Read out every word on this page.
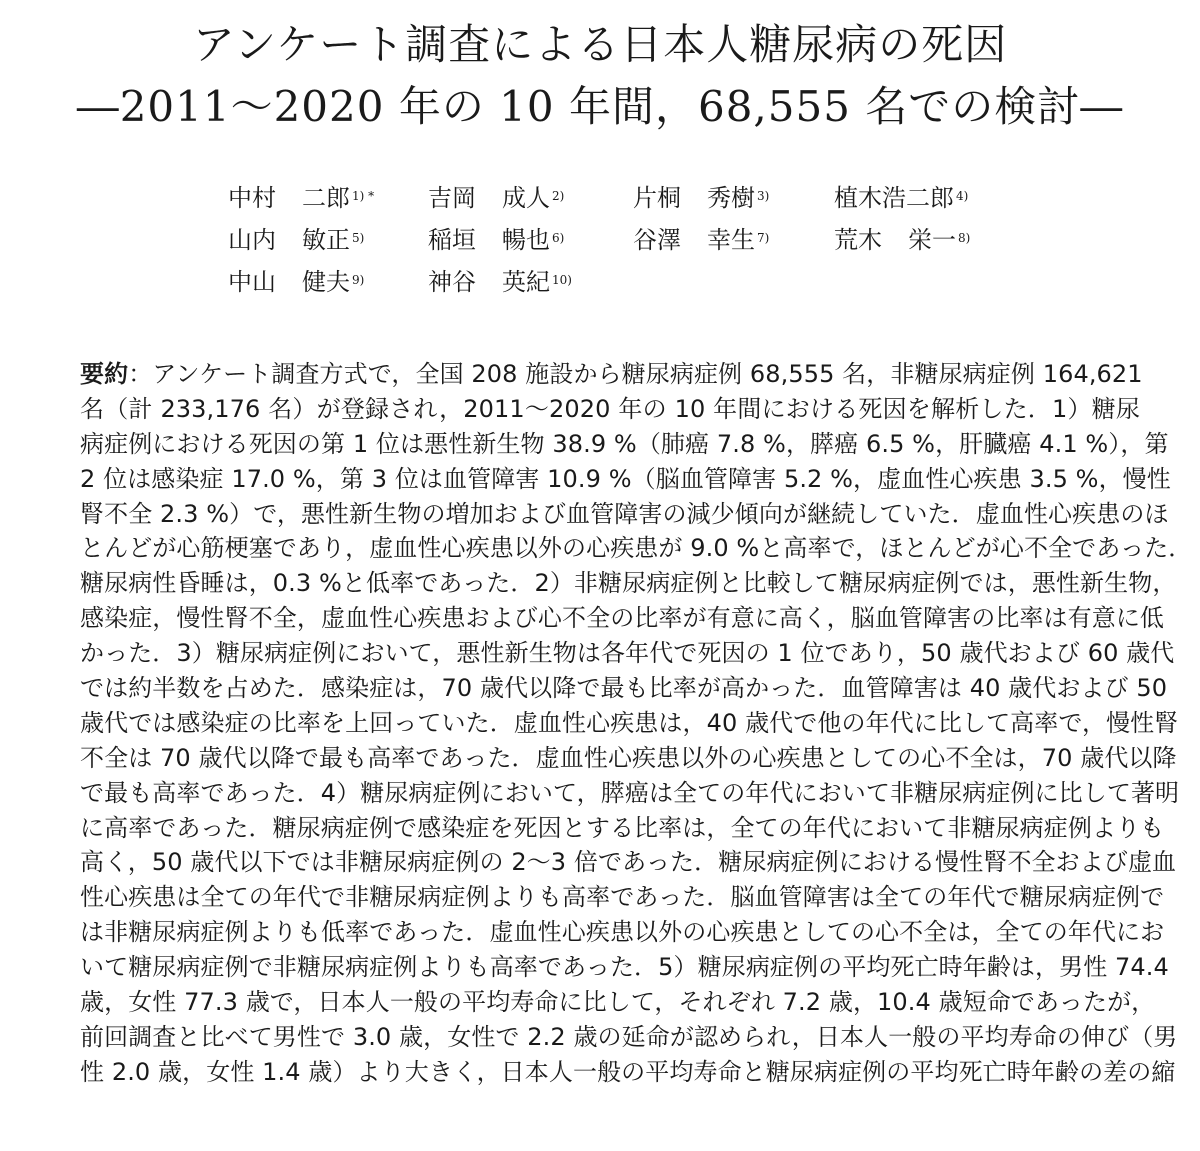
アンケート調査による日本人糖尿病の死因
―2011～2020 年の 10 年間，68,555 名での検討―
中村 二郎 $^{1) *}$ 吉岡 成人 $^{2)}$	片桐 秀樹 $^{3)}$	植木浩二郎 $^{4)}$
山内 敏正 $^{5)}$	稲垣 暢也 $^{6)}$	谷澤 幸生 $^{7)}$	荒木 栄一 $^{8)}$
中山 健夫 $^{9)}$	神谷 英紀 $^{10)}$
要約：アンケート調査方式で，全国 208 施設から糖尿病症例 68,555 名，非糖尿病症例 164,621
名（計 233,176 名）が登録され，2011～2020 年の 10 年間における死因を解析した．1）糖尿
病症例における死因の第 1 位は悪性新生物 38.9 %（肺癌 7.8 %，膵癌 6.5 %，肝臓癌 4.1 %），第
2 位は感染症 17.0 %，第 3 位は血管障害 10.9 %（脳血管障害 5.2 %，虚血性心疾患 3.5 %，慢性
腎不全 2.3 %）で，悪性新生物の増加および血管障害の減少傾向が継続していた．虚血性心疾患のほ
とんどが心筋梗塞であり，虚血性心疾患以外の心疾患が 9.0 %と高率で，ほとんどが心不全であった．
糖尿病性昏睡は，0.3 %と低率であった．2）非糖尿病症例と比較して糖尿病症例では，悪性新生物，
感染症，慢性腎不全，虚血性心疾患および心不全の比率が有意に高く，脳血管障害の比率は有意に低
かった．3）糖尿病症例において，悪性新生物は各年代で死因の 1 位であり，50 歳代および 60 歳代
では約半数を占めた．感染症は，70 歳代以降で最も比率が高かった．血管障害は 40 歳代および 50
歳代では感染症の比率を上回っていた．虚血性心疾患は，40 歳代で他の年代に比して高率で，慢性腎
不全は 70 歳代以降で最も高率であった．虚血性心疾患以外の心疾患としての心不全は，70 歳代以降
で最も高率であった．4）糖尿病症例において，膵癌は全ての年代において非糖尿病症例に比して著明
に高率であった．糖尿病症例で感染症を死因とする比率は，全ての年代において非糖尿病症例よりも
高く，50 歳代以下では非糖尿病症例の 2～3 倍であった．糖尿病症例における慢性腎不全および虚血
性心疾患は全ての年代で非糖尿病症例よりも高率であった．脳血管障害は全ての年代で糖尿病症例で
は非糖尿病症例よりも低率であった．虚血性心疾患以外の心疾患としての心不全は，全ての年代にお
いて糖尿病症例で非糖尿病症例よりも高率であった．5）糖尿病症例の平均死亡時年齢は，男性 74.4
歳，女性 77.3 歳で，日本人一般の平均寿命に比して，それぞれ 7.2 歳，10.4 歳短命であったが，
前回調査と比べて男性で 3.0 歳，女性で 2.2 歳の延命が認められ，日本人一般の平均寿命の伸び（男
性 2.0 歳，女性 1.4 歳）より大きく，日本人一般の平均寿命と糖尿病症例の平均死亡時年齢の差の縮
+ + + +
### STATED EXERCISE
Images should not appear in the copy; retype the listing above exactly.

### RESULT BELOW
Read out every word on this page.
アンケート調査による日本人糖尿病の死因
―2011～2020 年の 10 年間，68,555 名での検討―
中村 二郎 $^{1) *}$ 吉岡 成人 $^{2)}$	片桐 秀樹 $^{3)}$	植木浩二郎 $^{4)}$
山内 敏正 $^{5)}$	稲垣 暢也 $^{6)}$	谷澤 幸生 $^{7)}$	荒木 栄一 $^{8)}$
中山 健夫 $^{9)}$	神谷 英紀 $^{10)}$
要約：アンケート調査方式で，全国 208 施設から糖尿病症例 68,555 名，非糖尿病症例 164,621
名（計 233,176 名）が登録され，2011～2020 年の 10 年間における死因を解析した．1）糖尿
病症例における死因の第 1 位は悪性新生物 38.9 %（肺癌 7.8 %，膵癌 6.5 %，肝臓癌 4.1 %），第
2 位は感染症 17.0 %，第 3 位は血管障害 10.9 %（脳血管障害 5.2 %，虚血性心疾患 3.5 %，慢性
腎不全 2.3 %）で，悪性新生物の増加および血管障害の減少傾向が継続していた．虚血性心疾患のほ
とんどが心筋梗塞であり，虚血性心疾患以外の心疾患が 9.0 %と高率で，ほとんどが心不全であった．
糖尿病性昏睡は，0.3 %と低率であった．2）非糖尿病症例と比較して糖尿病症例では，悪性新生物，
感染症，慢性腎不全，虚血性心疾患および心不全の比率が有意に高く，脳血管障害の比率は有意に低
かった．3）糖尿病症例において，悪性新生物は各年代で死因の 1 位であり，50 歳代および 60 歳代
では約半数を占めた．感染症は，70 歳代以降で最も比率が高かった．血管障害は 40 歳代および 50
歳代では感染症の比率を上回っていた．虚血性心疾患は，40 歳代で他の年代に比して高率で，慢性腎
不全は 70 歳代以降で最も高率であった．虚血性心疾患以外の心疾患としての心不全は，70 歳代以降
で最も高率であった．4）糖尿病症例において，膵癌は全ての年代において非糖尿病症例に比して著明
に高率であった．糖尿病症例で感染症を死因とする比率は，全ての年代において非糖尿病症例よりも
高く，50 歳代以下では非糖尿病症例の 2～3 倍であった．糖尿病症例における慢性腎不全および虚血
性心疾患は全ての年代で非糖尿病症例よりも高率であった．脳血管障害は全ての年代で糖尿病症例で
は非糖尿病症例よりも低率であった．虚血性心疾患以外の心疾患としての心不全は，全ての年代にお
いて糖尿病症例で非糖尿病症例よりも高率であった．5）糖尿病症例の平均死亡時年齢は，男性 74.4
歳，女性 77.3 歳で，日本人一般の平均寿命に比して，それぞれ 7.2 歳，10.4 歳短命であったが，
前回調査と比べて男性で 3.0 歳，女性で 2.2 歳の延命が認められ，日本人一般の平均寿命の伸び（男
性 2.0 歳，女性 1.4 歳）より大きく，日本人一般の平均寿命と糖尿病症例の平均死亡時年齢の差の縮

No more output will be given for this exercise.